Figure record listings
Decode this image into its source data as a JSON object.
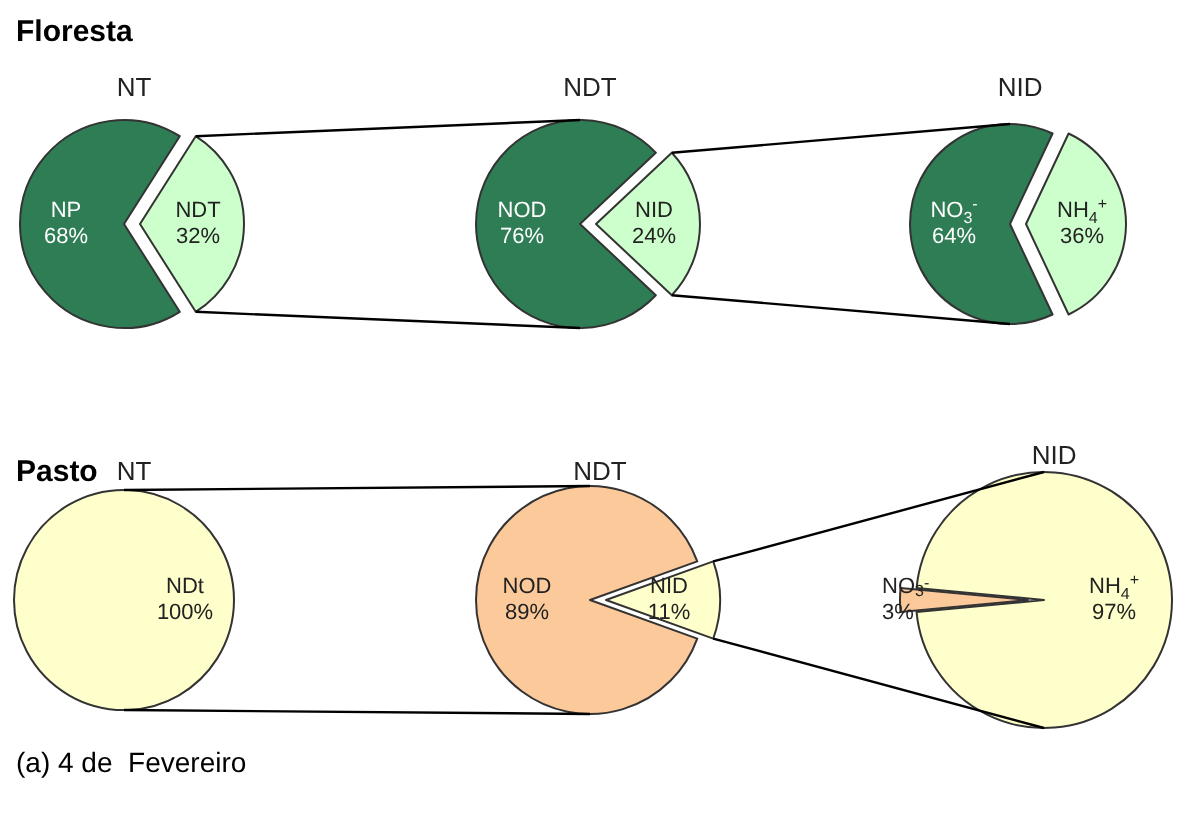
{
  "chart_data": [
    {
      "type": "pie",
      "title": "NT",
      "annotations": [
        "Floresta"
      ],
      "categories": [
        "NP",
        "NDT"
      ],
      "values": [
        68,
        32
      ],
      "value_labels": [
        "68%",
        "32%"
      ],
      "colors": [
        "#2e7d55",
        "#ccffcc"
      ]
    },
    {
      "type": "pie",
      "title": "NDT",
      "categories": [
        "NOD",
        "NID"
      ],
      "values": [
        76,
        24
      ],
      "value_labels": [
        "76%",
        "24%"
      ],
      "colors": [
        "#2e7d55",
        "#ccffcc"
      ]
    },
    {
      "type": "pie",
      "title": "NID",
      "categories": [
        "NO$_{3}$$^{-}$",
        "NH$_{4}$$^{+}$"
      ],
      "values": [
        64,
        36
      ],
      "value_labels": [
        "64%",
        "36%"
      ],
      "colors": [
        "#2e7d55",
        "#ccffcc"
      ]
    },
    {
      "type": "pie",
      "title": "NT",
      "annotations": [
        "Pasto",
        "(a) 4 de  Fevereiro"
      ],
      "categories": [
        "NDt"
      ],
      "values": [
        100
      ],
      "value_labels": [
        "100%"
      ],
      "colors": [
        "#ffffcc"
      ]
    },
    {
      "type": "pie",
      "title": "NDT",
      "categories": [
        "NOD",
        "NID"
      ],
      "values": [
        89,
        11
      ],
      "value_labels": [
        "89%",
        "11%"
      ],
      "colors": [
        "#fcc99a",
        "#ffffcc"
      ]
    },
    {
      "type": "pie",
      "title": "NID",
      "categories": [
        "NH$_{4}$$^{+}$",
        "NO$_{3}$$^{-}$"
      ],
      "values": [
        97,
        3
      ],
      "value_labels": [
        "97%",
        "3%"
      ],
      "colors": [
        "#ffffcc",
        "#fcc99a"
      ]
    }
  ]
}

** What you need to do **
Print all the records again exactly; do not include any picture.

** Correct response **
Decode this image into its source data as a JSON object.
{
  "chart_data": [
    {
      "type": "pie",
      "title": "NT",
      "annotations": [
        "Floresta"
      ],
      "categories": [
        "NP",
        "NDT"
      ],
      "values": [
        68,
        32
      ],
      "value_labels": [
        "68%",
        "32%"
      ],
      "colors": [
        "#2e7d55",
        "#ccffcc"
      ]
    },
    {
      "type": "pie",
      "title": "NDT",
      "categories": [
        "NOD",
        "NID"
      ],
      "values": [
        76,
        24
      ],
      "value_labels": [
        "76%",
        "24%"
      ],
      "colors": [
        "#2e7d55",
        "#ccffcc"
      ]
    },
    {
      "type": "pie",
      "title": "NID",
      "categories": [
        "NO$_{3}$$^{-}$",
        "NH$_{4}$$^{+}$"
      ],
      "values": [
        64,
        36
      ],
      "value_labels": [
        "64%",
        "36%"
      ],
      "colors": [
        "#2e7d55",
        "#ccffcc"
      ]
    },
    {
      "type": "pie",
      "title": "NT",
      "annotations": [
        "Pasto",
        "(a) 4 de  Fevereiro"
      ],
      "categories": [
        "NDt"
      ],
      "values": [
        100
      ],
      "value_labels": [
        "100%"
      ],
      "colors": [
        "#ffffcc"
      ]
    },
    {
      "type": "pie",
      "title": "NDT",
      "categories": [
        "NOD",
        "NID"
      ],
      "values": [
        89,
        11
      ],
      "value_labels": [
        "89%",
        "11%"
      ],
      "colors": [
        "#fcc99a",
        "#ffffcc"
      ]
    },
    {
      "type": "pie",
      "title": "NID",
      "categories": [
        "NH$_{4}$$^{+}$",
        "NO$_{3}$$^{-}$"
      ],
      "values": [
        97,
        3
      ],
      "value_labels": [
        "97%",
        "3%"
      ],
      "colors": [
        "#ffffcc",
        "#fcc99a"
      ]
    }
  ]
}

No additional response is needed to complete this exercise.